§ Consignes
a - D'après l'extrait sur le football américain, pourquoi le titre original Any Given Sunday du film L'Enfer du Dimanche n'est-il pas un hasard ? Répondez en une à trois phrases.
b - Poursuivez l'extrait sur le football américain à partir de sa dernière phrase.

§ Extrait source

Dans un épisode des Simpsons qui se déroule pendant le Super Bowl, la grande finale du championnat professionnel de football américain, le révérend Lovejoy félicite à haute voix les trois ou quatre ouailles restées fidèles à Dieu en ce dimanche où toute l'Amérique est rivée à sa télé pour assister au Super Bowl, justement. On entend alors une voix au fond de l'église s'écrier « Merde, le Super Bowl » et les bruits de pas précipités du type qui part en courant. Aux Etats-Unis, le Super Bowl c'est cet unique moment où le ciel peut attendre, où l'Eglise fait place au temple et à la religion du sport. Car le Super Bowl, et par là le football américain, est une religion nationale et bien plus encore.

Vivement Dimanche

Faut-il y voir un symbole ? Toujours est-il que le football (à ne pas confondre avec le soccer donc) est le seul des quatre sports américains où les matches sont systématiquement joués, à raison d'un par semaine (16 matches en 17 semaines), le dimanche. Ce n'est donc pas un hasard si le titre original de l'un des plus films les plus spectaculaires et les plus réalistes sur le football américain, L'Enfer du Dimanche, est Any Given Sunday, soit expression pour expression: « chaque dimanche que Dieu fait », un titre qui appuie la dimension religieuse et mythique de ce sport.

Au point que les joueurs contribuent parfois à l'accentuer volontairement ou non. Cette saison, Tim Tebow le quarterback (équivalent du meneur de jeu ou du demi-de mêlée et joueur clé de l'équipe) des Denver Broncos a incarné plus que quiconque le caractère quasi religieux du football américain.

Tebow c'est l'histoire d'une résurrection comme les Américains en raffolent : promis à un destin de loser après des débuts professionnels difficiles, le quarterback des Broncos est devenue une icône à la fois pour son jeu imprévisible et à haut-risque, ses passes de desperados, mais surtout par un rituel qui lui est propre : une prière sur le terrain, un genou à terre et dans une position proche du Penseur de Rodin (1). Un geste immédiatement rendue culte, parodiée par d'autres sportifs puis par à peu près tout le monde avec le création du site http://tebowing.com/ où chacun est invité à poser dans la fameuse position pieuse. Mais cette pratique, qui dans l'Amérique puritaine telle qu'on l'imagine, et donc forcément friande de ce genre de démonstration de foi, a été également sévèrement critiquée, notamment par l'entraîneur de Tebow lui-même.

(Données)
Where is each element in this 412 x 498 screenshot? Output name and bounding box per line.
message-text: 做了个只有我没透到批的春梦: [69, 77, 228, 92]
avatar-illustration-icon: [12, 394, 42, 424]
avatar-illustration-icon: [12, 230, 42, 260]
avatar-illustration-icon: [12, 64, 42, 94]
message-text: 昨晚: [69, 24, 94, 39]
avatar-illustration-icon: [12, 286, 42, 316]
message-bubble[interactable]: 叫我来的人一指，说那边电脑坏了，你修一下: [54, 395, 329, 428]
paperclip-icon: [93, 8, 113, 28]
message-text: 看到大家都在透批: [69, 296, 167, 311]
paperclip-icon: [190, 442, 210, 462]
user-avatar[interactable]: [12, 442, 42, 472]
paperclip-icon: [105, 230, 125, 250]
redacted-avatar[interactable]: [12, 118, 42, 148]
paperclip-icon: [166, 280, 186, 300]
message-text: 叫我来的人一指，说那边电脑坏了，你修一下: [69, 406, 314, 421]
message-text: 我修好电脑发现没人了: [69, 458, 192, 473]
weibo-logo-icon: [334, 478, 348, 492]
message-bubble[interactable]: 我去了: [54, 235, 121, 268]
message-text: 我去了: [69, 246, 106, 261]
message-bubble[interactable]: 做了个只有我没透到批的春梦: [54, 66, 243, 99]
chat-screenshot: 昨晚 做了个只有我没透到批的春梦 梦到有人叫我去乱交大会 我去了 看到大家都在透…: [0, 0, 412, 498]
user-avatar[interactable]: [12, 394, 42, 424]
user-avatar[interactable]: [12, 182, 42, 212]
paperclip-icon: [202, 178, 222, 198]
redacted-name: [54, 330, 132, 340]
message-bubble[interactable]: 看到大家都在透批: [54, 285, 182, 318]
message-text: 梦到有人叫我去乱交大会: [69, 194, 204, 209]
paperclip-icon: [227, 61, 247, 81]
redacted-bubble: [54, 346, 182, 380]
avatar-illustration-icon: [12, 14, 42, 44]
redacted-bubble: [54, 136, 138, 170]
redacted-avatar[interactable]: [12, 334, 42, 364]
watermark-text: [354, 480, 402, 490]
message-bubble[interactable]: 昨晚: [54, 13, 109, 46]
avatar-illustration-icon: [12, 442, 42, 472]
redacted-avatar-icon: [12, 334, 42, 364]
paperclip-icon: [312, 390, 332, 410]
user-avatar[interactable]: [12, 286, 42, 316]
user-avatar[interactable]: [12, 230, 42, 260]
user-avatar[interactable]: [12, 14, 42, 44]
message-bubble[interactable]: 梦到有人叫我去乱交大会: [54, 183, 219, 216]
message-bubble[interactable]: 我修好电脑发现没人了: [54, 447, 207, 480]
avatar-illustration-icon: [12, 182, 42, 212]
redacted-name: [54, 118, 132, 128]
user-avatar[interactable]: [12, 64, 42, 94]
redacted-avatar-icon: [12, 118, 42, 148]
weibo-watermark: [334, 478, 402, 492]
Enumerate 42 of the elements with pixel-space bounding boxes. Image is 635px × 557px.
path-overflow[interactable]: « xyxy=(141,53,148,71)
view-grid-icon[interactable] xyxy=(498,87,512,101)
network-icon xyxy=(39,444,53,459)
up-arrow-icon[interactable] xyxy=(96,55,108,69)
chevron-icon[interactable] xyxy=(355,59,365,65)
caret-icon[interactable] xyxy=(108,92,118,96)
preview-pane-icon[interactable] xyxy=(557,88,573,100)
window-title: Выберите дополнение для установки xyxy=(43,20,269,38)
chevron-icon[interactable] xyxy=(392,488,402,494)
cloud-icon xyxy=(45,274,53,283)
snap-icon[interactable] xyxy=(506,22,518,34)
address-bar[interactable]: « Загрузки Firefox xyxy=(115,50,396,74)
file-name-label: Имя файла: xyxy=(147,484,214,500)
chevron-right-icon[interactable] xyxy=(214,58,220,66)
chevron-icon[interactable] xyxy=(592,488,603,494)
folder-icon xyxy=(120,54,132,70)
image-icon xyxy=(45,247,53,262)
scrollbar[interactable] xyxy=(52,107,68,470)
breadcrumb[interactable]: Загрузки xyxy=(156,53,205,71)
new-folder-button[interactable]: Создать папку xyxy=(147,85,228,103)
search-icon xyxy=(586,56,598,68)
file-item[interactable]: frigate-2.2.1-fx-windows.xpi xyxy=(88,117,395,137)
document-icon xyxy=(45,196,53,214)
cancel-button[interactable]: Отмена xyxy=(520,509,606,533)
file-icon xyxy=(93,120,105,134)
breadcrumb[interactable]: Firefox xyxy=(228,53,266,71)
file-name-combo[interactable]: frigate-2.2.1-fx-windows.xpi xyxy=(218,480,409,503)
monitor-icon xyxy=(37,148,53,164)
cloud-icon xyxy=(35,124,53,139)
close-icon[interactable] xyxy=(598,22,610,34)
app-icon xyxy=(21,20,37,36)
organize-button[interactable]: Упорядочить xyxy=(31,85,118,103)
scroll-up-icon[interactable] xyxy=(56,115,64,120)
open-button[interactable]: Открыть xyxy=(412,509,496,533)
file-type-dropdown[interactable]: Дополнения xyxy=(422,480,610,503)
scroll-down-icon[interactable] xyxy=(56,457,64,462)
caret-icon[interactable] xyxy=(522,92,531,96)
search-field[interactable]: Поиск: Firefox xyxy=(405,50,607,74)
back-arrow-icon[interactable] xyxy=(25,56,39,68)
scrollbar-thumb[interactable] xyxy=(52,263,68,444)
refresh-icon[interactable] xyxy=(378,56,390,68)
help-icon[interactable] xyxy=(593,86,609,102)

§ Résultats par consigne
a - Le football américain est le seul des quatre sports américains dont les matches se jouent systématiquement le dimanche, à raison d'un par semaine. Le titre, qui signifie « chaque dimanche que Dieu fait », appuie ainsi la dimension religieuse et mythique de ce sport.

b -
Poème collectif

Comme le montre la séquence des Simpsons précitée, au fond Dieu, même dans un pays comme les États-Unis n'a rien à voir avec tout ça. Si l'on était en France, on parlerait davantage de « culte républicain ». Car si le football américain est si ancré dans l'âme américaine – on notera que ce sport, contrairement au baseball, sport national à Cuba, dans quelques pays d'Amérique Centrale ou au Japon, n'est « populaire » dans aucun autre pays, c'est LE sport américain –, c'est parce qu'on peut y voir, de la même manière qu'Alfred Jarry considérait le Tour de France comme une manière de rejouer la Passion du Christ avec en guise de calvaire le Tourmalet, une célébration dominicale du mythe fondateur de l'Americana : le « mythe de la frontière ».

Ce mythe, ce « poème collectif » théorisé par F.J. Turner en 1893 est le seul ciment d'une nation américaine bâtie dans un esprit d'individualisme, un contexte historiquement communautariste et beaucoup d'antagonismes. Ce poème à la fois physique et métaphysique que matérialise par le vide Kevin Costner dans Danse avec les Loups : le lieutenant John Dunbar, héros malgré lui de la Guerre de Sécession, veut « voir la frontière ». Le fort militaire qu'il est censé intégrer est si reculé au milieu de la plaine, qu'il a été laissé à l'abandon. La frontière est invisible, c'est un mirage. Pourtant, Dunbar par son envie même de l'appréhender « est » la frontière. Repousser cette frontière, au sens de confins du monde civilisé, c'est vivre l'aventure du rêve américain, se construire soi-même en tant qu'Américain, d'où que l'on vienne et à n'importe quel prix, celui du sang y compris – un prix que Dunbar refusera de payer, en embrassant un destin qui lui semble plus juste et qui demeure, à l'époque de ce film, une vision quasi-inédite et nettement moins flatteuse du mythe américain.

Nouvelles Frontières

Depuis toujours avancer, conquérir, repousser le front, d'un océan à l'autre, « coast-to-coast », comme on dit en basket lors d'une contre-attaque, tel est le leitmotiv américain qui donne tant d'importance à la notion de pionnier, des pilgrim fathers aux conquérants de l'Ouest, et donc corps à ce mythe géographico-historique.

« L'esprit de conquête, le courage, la droiture, l'honnêteté... Des valeurs traditionnellement, et naïvement associées aux pionniers (…) Elles peuvent faire sourire partout, sauf aux Etats-Unis... » écrit William Bourdon dans Le Western, une histoire parallèle des Etats-Unis (PUF).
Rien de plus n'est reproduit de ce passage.